◆ Short task:
The records that follow are to be repeated exactly, with the pictures removed.

— start —

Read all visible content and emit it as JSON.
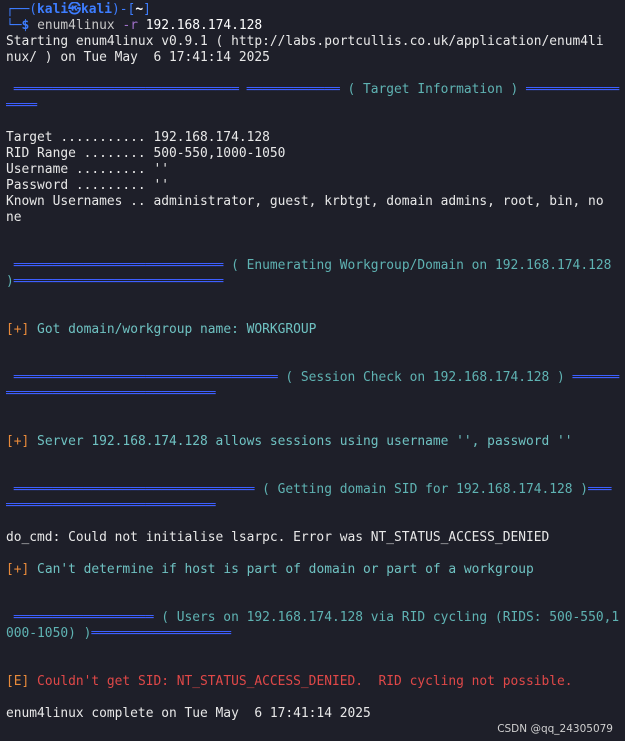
{
  "prompt": {
    "user": "kali",
    "host": "kali",
    "at_symbol": "㉿",
    "dir": "~",
    "command_name": "enum4linux",
    "command_flag": "-r",
    "command_arg": "192.168.174.128"
  },
  "output": {
    "start_1": "Starting enum4linux v0.9.1 ( http://labs.portcullis.co.uk/application/enum4li",
    "start_2": "nux/ ) on Tue May  6 17:41:14 2025",
    "hdr_target_info": "( Target Information )",
    "target_line": "Target ........... 192.168.174.128",
    "rid_line": "RID Range ........ 500-550,1000-1050",
    "username_line": "Username ......... ''",
    "password_line": "Password ......... ''",
    "known_users_1": "Known Usernames .. administrator, guest, krbtgt, domain admins, root, bin, no",
    "known_users_2": "ne",
    "hdr_workgroup": "( Enumerating Workgroup/Domain on 192.168.174.128",
    "hdr_workgroup_close": ")",
    "plus_tag": "[+]",
    "got_domain": " Got domain/workgroup name: WORKGROUP",
    "hdr_session": "( Session Check on 192.168.174.128 )",
    "server_allows": " Server 192.168.174.128 allows sessions using username '', password ''",
    "hdr_sid": "( Getting domain SID for 192.168.174.128 )",
    "do_cmd": "do_cmd: Could not initialise lsarpc. Error was NT_STATUS_ACCESS_DENIED",
    "cant_determine": " Can't determine if host is part of domain or part of a workgroup",
    "hdr_users_1": "( Users on 192.168.174.128 via RID cycling (RIDS: 500-550,1",
    "hdr_users_2": "000-1050) )",
    "error_tag": "[E]",
    "error_msg": " Couldn't get SID: NT_STATUS_ACCESS_DENIED.  RID cycling not possible.",
    "complete": "enum4linux complete on Tue May  6 17:41:14 2025"
  },
  "watermark": "CSDN @qq_24305079",
  "colors": {
    "background": "#1e1f29",
    "prompt_blue": "#3d7dff",
    "header_bar": "#3d5fff",
    "header_text": "#5fb3b3",
    "plus": "#e88a3a",
    "error": "#e04848"
  }
}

— end —

◆ Output for this task:
Read all visible content and emit it as JSON.
{
  "prompt": {
    "user": "kali",
    "host": "kali",
    "at_symbol": "㉿",
    "dir": "~",
    "command_name": "enum4linux",
    "command_flag": "-r",
    "command_arg": "192.168.174.128"
  },
  "output": {
    "start_1": "Starting enum4linux v0.9.1 ( http://labs.portcullis.co.uk/application/enum4li",
    "start_2": "nux/ ) on Tue May  6 17:41:14 2025",
    "hdr_target_info": "( Target Information )",
    "target_line": "Target ........... 192.168.174.128",
    "rid_line": "RID Range ........ 500-550,1000-1050",
    "username_line": "Username ......... ''",
    "password_line": "Password ......... ''",
    "known_users_1": "Known Usernames .. administrator, guest, krbtgt, domain admins, root, bin, no",
    "known_users_2": "ne",
    "hdr_workgroup": "( Enumerating Workgroup/Domain on 192.168.174.128",
    "hdr_workgroup_close": ")",
    "plus_tag": "[+]",
    "got_domain": " Got domain/workgroup name: WORKGROUP",
    "hdr_session": "( Session Check on 192.168.174.128 )",
    "server_allows": " Server 192.168.174.128 allows sessions using username '', password ''",
    "hdr_sid": "( Getting domain SID for 192.168.174.128 )",
    "do_cmd": "do_cmd: Could not initialise lsarpc. Error was NT_STATUS_ACCESS_DENIED",
    "cant_determine": " Can't determine if host is part of domain or part of a workgroup",
    "hdr_users_1": "( Users on 192.168.174.128 via RID cycling (RIDS: 500-550,1",
    "hdr_users_2": "000-1050) )",
    "error_tag": "[E]",
    "error_msg": " Couldn't get SID: NT_STATUS_ACCESS_DENIED.  RID cycling not possible.",
    "complete": "enum4linux complete on Tue May  6 17:41:14 2025"
  },
  "watermark": "CSDN @qq_24305079",
  "colors": {
    "background": "#1e1f29",
    "prompt_blue": "#3d7dff",
    "header_bar": "#3d5fff",
    "header_text": "#5fb3b3",
    "plus": "#e88a3a",
    "error": "#e04848"
  }
}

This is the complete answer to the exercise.